Stored dataset items:
++++++++

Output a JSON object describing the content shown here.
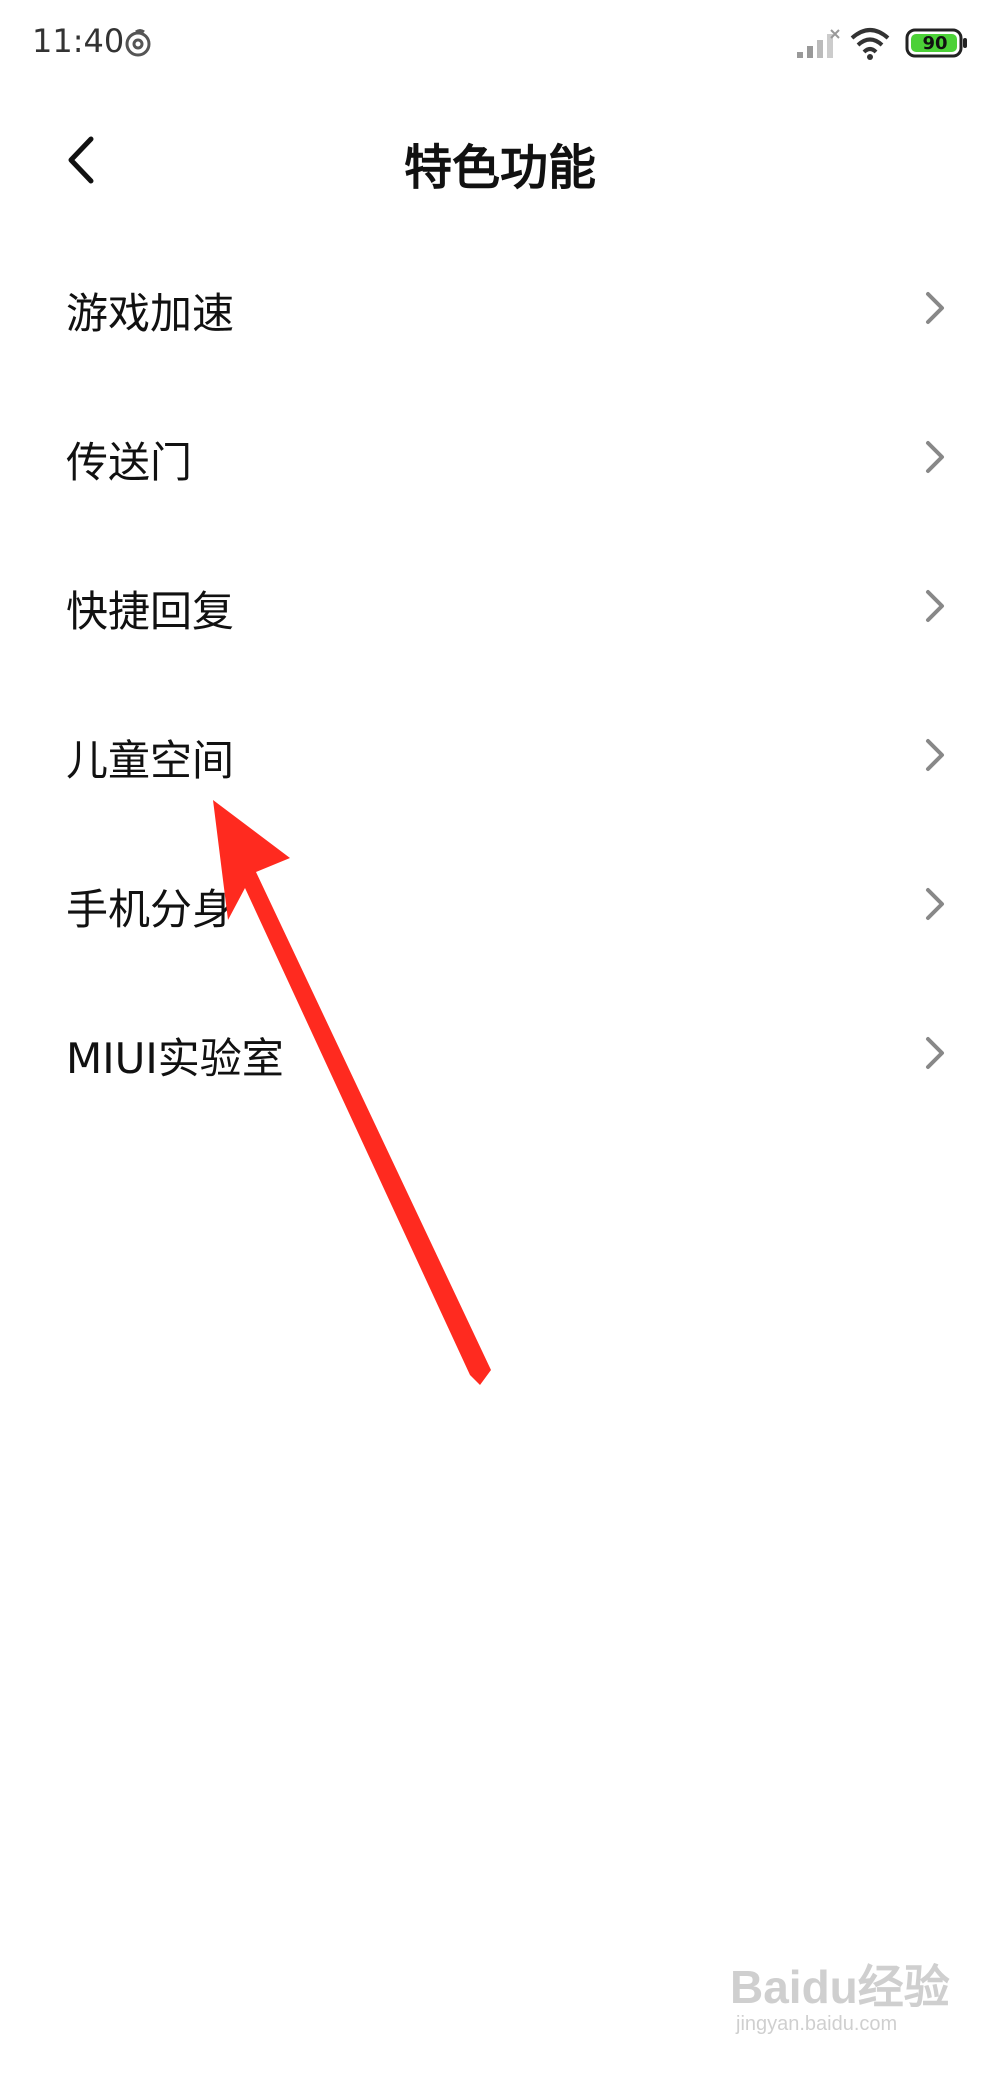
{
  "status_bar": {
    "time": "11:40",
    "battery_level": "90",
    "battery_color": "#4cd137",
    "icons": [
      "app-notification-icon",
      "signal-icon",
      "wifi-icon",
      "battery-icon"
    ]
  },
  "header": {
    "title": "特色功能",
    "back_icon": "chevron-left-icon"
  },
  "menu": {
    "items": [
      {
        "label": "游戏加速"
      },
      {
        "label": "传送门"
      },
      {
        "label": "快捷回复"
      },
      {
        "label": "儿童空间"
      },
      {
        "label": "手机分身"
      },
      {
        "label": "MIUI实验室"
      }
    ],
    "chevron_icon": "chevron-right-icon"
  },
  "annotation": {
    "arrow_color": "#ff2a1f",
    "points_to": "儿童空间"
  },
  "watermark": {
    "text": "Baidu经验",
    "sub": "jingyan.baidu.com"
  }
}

++++++++

### What this task involves:
Write down every line of the data above that includes the string "label".

### Full output:
        "label": "游戏加速"
        "label": "传送门"
        "label": "快捷回复"
        "label": "儿童空间"
        "label": "手机分身"
        "label": "MIUI实验室"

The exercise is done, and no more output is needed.